Given request ▸
Extract all of the data and reproduce it precisely.

The records ▸

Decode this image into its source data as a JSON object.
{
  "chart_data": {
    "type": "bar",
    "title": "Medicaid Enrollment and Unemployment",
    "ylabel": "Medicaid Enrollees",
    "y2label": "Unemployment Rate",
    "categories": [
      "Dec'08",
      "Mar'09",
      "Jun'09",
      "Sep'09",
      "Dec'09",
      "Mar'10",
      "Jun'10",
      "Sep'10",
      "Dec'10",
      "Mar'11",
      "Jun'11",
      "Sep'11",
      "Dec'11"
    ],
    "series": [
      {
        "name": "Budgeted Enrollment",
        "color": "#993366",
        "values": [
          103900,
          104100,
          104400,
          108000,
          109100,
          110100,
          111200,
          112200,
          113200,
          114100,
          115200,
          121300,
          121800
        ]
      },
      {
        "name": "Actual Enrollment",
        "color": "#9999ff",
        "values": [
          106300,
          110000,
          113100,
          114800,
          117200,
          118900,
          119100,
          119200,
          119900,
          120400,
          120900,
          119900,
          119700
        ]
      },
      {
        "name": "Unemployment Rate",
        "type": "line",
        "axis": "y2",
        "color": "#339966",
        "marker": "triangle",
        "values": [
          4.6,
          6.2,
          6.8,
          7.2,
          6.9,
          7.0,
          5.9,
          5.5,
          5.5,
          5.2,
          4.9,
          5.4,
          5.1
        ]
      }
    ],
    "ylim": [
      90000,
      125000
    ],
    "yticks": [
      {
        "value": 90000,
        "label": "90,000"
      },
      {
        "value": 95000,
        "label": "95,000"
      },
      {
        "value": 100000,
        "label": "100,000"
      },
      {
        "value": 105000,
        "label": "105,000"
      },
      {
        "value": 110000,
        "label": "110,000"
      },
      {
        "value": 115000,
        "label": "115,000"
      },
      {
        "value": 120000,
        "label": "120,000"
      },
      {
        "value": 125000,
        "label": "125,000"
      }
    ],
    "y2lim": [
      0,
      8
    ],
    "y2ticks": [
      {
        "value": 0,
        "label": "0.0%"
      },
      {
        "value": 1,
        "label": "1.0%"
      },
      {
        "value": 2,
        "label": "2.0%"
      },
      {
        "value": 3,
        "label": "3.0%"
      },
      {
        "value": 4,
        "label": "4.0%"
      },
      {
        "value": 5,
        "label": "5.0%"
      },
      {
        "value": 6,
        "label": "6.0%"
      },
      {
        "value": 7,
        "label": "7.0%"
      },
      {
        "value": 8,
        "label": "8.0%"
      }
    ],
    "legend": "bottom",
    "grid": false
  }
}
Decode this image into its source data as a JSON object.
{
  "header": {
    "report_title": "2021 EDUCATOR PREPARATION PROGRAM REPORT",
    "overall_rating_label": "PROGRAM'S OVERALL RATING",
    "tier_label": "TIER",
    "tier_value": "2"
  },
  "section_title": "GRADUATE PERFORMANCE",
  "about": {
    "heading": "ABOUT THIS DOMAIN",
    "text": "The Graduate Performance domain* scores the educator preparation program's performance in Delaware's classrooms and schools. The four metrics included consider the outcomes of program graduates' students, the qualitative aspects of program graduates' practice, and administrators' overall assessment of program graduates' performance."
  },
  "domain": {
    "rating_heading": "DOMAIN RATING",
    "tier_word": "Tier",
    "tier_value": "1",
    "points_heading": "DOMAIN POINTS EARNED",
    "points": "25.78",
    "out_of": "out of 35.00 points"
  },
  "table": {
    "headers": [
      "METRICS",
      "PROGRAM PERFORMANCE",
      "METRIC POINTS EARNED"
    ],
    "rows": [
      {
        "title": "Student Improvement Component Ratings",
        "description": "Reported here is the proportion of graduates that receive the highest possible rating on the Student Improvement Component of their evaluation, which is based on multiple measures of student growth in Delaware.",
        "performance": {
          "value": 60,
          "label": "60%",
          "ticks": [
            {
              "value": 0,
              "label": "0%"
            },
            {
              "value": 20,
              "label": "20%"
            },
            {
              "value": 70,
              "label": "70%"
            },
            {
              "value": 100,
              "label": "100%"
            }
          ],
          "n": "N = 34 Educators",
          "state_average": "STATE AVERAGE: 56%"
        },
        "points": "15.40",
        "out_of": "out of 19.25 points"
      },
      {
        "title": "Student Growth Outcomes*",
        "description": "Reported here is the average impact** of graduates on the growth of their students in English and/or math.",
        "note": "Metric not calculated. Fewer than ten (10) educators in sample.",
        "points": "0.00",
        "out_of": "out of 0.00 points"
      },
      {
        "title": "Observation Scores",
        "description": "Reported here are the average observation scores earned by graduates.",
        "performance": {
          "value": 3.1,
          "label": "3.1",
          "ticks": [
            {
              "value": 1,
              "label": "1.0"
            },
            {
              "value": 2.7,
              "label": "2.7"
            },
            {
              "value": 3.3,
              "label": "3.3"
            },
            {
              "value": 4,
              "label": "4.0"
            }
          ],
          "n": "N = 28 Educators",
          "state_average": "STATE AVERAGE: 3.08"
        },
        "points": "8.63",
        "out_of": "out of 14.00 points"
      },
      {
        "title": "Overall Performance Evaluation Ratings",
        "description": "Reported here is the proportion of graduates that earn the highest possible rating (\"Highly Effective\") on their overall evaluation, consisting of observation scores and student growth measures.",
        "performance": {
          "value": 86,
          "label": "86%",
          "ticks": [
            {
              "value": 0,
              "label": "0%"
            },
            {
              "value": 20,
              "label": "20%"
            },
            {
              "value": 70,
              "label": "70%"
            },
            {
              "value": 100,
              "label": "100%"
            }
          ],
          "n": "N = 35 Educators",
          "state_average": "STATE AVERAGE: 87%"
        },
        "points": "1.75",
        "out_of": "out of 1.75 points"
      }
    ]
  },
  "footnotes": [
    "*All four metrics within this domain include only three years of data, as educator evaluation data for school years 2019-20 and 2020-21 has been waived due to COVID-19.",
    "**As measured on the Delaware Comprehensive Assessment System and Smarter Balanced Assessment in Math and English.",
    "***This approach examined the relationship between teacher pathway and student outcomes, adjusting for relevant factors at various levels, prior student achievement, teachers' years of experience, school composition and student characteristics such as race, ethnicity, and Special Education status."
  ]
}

Full solution ▸
Decode this image into its source data as a JSON object.
{
  "chart_data": {
    "type": "bar",
    "title": "Medicaid Enrollment and Unemployment",
    "ylabel": "Medicaid Enrollees",
    "y2label": "Unemployment Rate",
    "categories": [
      "Dec'08",
      "Mar'09",
      "Jun'09",
      "Sep'09",
      "Dec'09",
      "Mar'10",
      "Jun'10",
      "Sep'10",
      "Dec'10",
      "Mar'11",
      "Jun'11",
      "Sep'11",
      "Dec'11"
    ],
    "series": [
      {
        "name": "Budgeted Enrollment",
        "color": "#993366",
        "values": [
          103900,
          104100,
          104400,
          108000,
          109100,
          110100,
          111200,
          112200,
          113200,
          114100,
          115200,
          121300,
          121800
        ]
      },
      {
        "name": "Actual Enrollment",
        "color": "#9999ff",
        "values": [
          106300,
          110000,
          113100,
          114800,
          117200,
          118900,
          119100,
          119200,
          119900,
          120400,
          120900,
          119900,
          119700
        ]
      },
      {
        "name": "Unemployment Rate",
        "type": "line",
        "axis": "y2",
        "color": "#339966",
        "marker": "triangle",
        "values": [
          4.6,
          6.2,
          6.8,
          7.2,
          6.9,
          7.0,
          5.9,
          5.5,
          5.5,
          5.2,
          4.9,
          5.4,
          5.1
        ]
      }
    ],
    "ylim": [
      90000,
      125000
    ],
    "yticks": [
      {
        "value": 90000,
        "label": "90,000"
      },
      {
        "value": 95000,
        "label": "95,000"
      },
      {
        "value": 100000,
        "label": "100,000"
      },
      {
        "value": 105000,
        "label": "105,000"
      },
      {
        "value": 110000,
        "label": "110,000"
      },
      {
        "value": 115000,
        "label": "115,000"
      },
      {
        "value": 120000,
        "label": "120,000"
      },
      {
        "value": 125000,
        "label": "125,000"
      }
    ],
    "y2lim": [
      0,
      8
    ],
    "y2ticks": [
      {
        "value": 0,
        "label": "0.0%"
      },
      {
        "value": 1,
        "label": "1.0%"
      },
      {
        "value": 2,
        "label": "2.0%"
      },
      {
        "value": 3,
        "label": "3.0%"
      },
      {
        "value": 4,
        "label": "4.0%"
      },
      {
        "value": 5,
        "label": "5.0%"
      },
      {
        "value": 6,
        "label": "6.0%"
      },
      {
        "value": 7,
        "label": "7.0%"
      },
      {
        "value": 8,
        "label": "8.0%"
      }
    ],
    "legend": "bottom",
    "grid": false
  }
}
Decode this image into its source data as a JSON object.
{
  "header": {
    "report_title": "2021 EDUCATOR PREPARATION PROGRAM REPORT",
    "overall_rating_label": "PROGRAM'S OVERALL RATING",
    "tier_label": "TIER",
    "tier_value": "2"
  },
  "section_title": "GRADUATE PERFORMANCE",
  "about": {
    "heading": "ABOUT THIS DOMAIN",
    "text": "The Graduate Performance domain* scores the educator preparation program's performance in Delaware's classrooms and schools. The four metrics included consider the outcomes of program graduates' students, the qualitative aspects of program graduates' practice, and administrators' overall assessment of program graduates' performance."
  },
  "domain": {
    "rating_heading": "DOMAIN RATING",
    "tier_word": "Tier",
    "tier_value": "1",
    "points_heading": "DOMAIN POINTS EARNED",
    "points": "25.78",
    "out_of": "out of 35.00 points"
  },
  "table": {
    "headers": [
      "METRICS",
      "PROGRAM PERFORMANCE",
      "METRIC POINTS EARNED"
    ],
    "rows": [
      {
        "title": "Student Improvement Component Ratings",
        "description": "Reported here is the proportion of graduates that receive the highest possible rating on the Student Improvement Component of their evaluation, which is based on multiple measures of student growth in Delaware.",
        "performance": {
          "value": 60,
          "label": "60%",
          "ticks": [
            {
              "value": 0,
              "label": "0%"
            },
            {
              "value": 20,
              "label": "20%"
            },
            {
              "value": 70,
              "label": "70%"
            },
            {
              "value": 100,
              "label": "100%"
            }
          ],
          "n": "N = 34 Educators",
          "state_average": "STATE AVERAGE: 56%"
        },
        "points": "15.40",
        "out_of": "out of 19.25 points"
      },
      {
        "title": "Student Growth Outcomes*",
        "description": "Reported here is the average impact** of graduates on the growth of their students in English and/or math.",
        "note": "Metric not calculated. Fewer than ten (10) educators in sample.",
        "points": "0.00",
        "out_of": "out of 0.00 points"
      },
      {
        "title": "Observation Scores",
        "description": "Reported here are the average observation scores earned by graduates.",
        "performance": {
          "value": 3.1,
          "label": "3.1",
          "ticks": [
            {
              "value": 1,
              "label": "1.0"
            },
            {
              "value": 2.7,
              "label": "2.7"
            },
            {
              "value": 3.3,
              "label": "3.3"
            },
            {
              "value": 4,
              "label": "4.0"
            }
          ],
          "n": "N = 28 Educators",
          "state_average": "STATE AVERAGE: 3.08"
        },
        "points": "8.63",
        "out_of": "out of 14.00 points"
      },
      {
        "title": "Overall Performance Evaluation Ratings",
        "description": "Reported here is the proportion of graduates that earn the highest possible rating (\"Highly Effective\") on their overall evaluation, consisting of observation scores and student growth measures.",
        "performance": {
          "value": 86,
          "label": "86%",
          "ticks": [
            {
              "value": 0,
              "label": "0%"
            },
            {
              "value": 20,
              "label": "20%"
            },
            {
              "value": 70,
              "label": "70%"
            },
            {
              "value": 100,
              "label": "100%"
            }
          ],
          "n": "N = 35 Educators",
          "state_average": "STATE AVERAGE: 87%"
        },
        "points": "1.75",
        "out_of": "out of 1.75 points"
      }
    ]
  },
  "footnotes": [
    "*All four metrics within this domain include only three years of data, as educator evaluation data for school years 2019-20 and 2020-21 has been waived due to COVID-19.",
    "**As measured on the Delaware Comprehensive Assessment System and Smarter Balanced Assessment in Math and English.",
    "***This approach examined the relationship between teacher pathway and student outcomes, adjusting for relevant factors at various levels, prior student achievement, teachers' years of experience, school composition and student characteristics such as race, ethnicity, and Special Education status."
  ]
}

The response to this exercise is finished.